— Stored items from a collection —
================

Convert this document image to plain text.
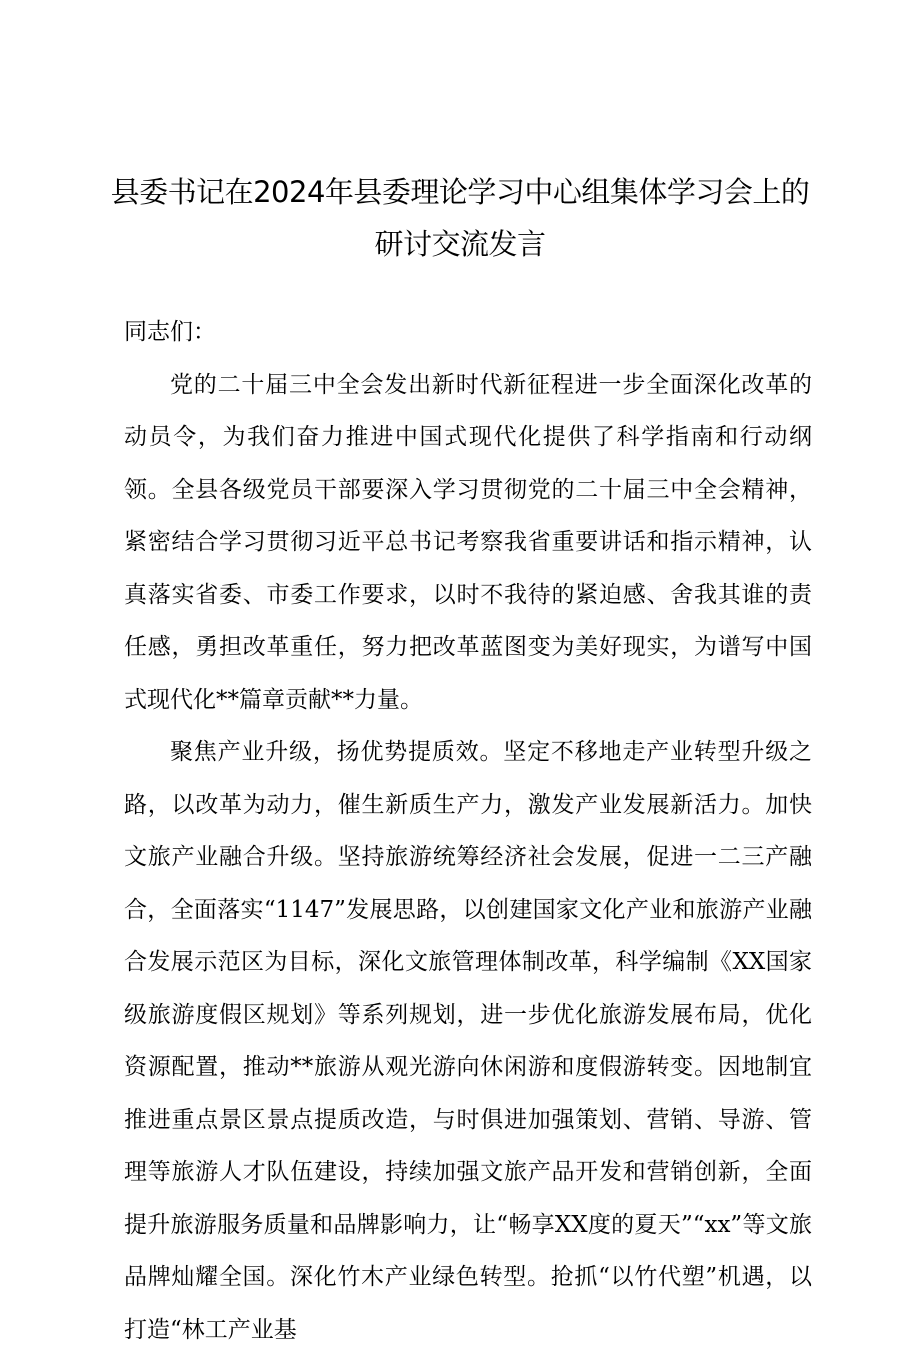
县委书记在2024年县委理论学习中心组集体学习会上的
研讨交流发言

同志们：

党的二十届三中全会发出新时代新征程进一步全面深化改革的动员令，为我们奋力推进中国式现代化提供了科学指南和行动纲领。全县各级党员干部要深入学习贯彻党的二十届三中全会精神，紧密结合学习贯彻习近平总书记考察我省重要讲话和指示精神，认真落实省委、市委工作要求，以时不我待的紧迫感、舍我其谁的责任感，勇担改革重任，努力把改革蓝图变为美好现实，为谱写中国式现代化**篇章贡献**力量。

聚焦产业升级，扬优势提质效。坚定不移地走产业转型升级之路，以改革为动力，催生新质生产力，激发产业发展新活力。加快文旅产业融合升级。坚持旅游统筹经济社会发展，促进一二三产融合，全面落实“1147”发展思路，以创建国家文化产业和旅游产业融合发展示范区为目标，深化文旅管理体制改革，科学编制《XX国家级旅游度假区规划》等系列规划，进一步优化旅游发展布局，优化资源配置，推动**旅游从观光游向休闲游和度假游转变。因地制宜推进重点景区景点提质改造，与时俱进加强策划、营销、导游、管理等旅游人才队伍建设，持续加强文旅产品开发和营销创新，全面提升旅游服务质量和品牌影响力，让“畅享XX度的夏天”“xx”等文旅品牌灿耀全国。深化竹木产业绿色转型。抢抓“以竹代塑”机遇，以打造“林工产业基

================

— To be done —
Transcribe the full listing above exactly, with the images removed.

— Result of this task —
Convert this document image to plain text.
县委书记在2024年县委理论学习中心组集体学习会上的
研讨交流发言

同志们：

党的二十届三中全会发出新时代新征程进一步全面深化改革的动员令，为我们奋力推进中国式现代化提供了科学指南和行动纲领。全县各级党员干部要深入学习贯彻党的二十届三中全会精神，紧密结合学习贯彻习近平总书记考察我省重要讲话和指示精神，认真落实省委、市委工作要求，以时不我待的紧迫感、舍我其谁的责任感，勇担改革重任，努力把改革蓝图变为美好现实，为谱写中国式现代化**篇章贡献**力量。

聚焦产业升级，扬优势提质效。坚定不移地走产业转型升级之路，以改革为动力，催生新质生产力，激发产业发展新活力。加快文旅产业融合升级。坚持旅游统筹经济社会发展，促进一二三产融合，全面落实“1147”发展思路，以创建国家文化产业和旅游产业融合发展示范区为目标，深化文旅管理体制改革，科学编制《XX国家级旅游度假区规划》等系列规划，进一步优化旅游发展布局，优化资源配置，推动**旅游从观光游向休闲游和度假游转变。因地制宜推进重点景区景点提质改造，与时俱进加强策划、营销、导游、管理等旅游人才队伍建设，持续加强文旅产品开发和营销创新，全面提升旅游服务质量和品牌影响力，让“畅享XX度的夏天”“xx”等文旅品牌灿耀全国。深化竹木产业绿色转型。抢抓“以竹代塑”机遇，以打造“林工产业基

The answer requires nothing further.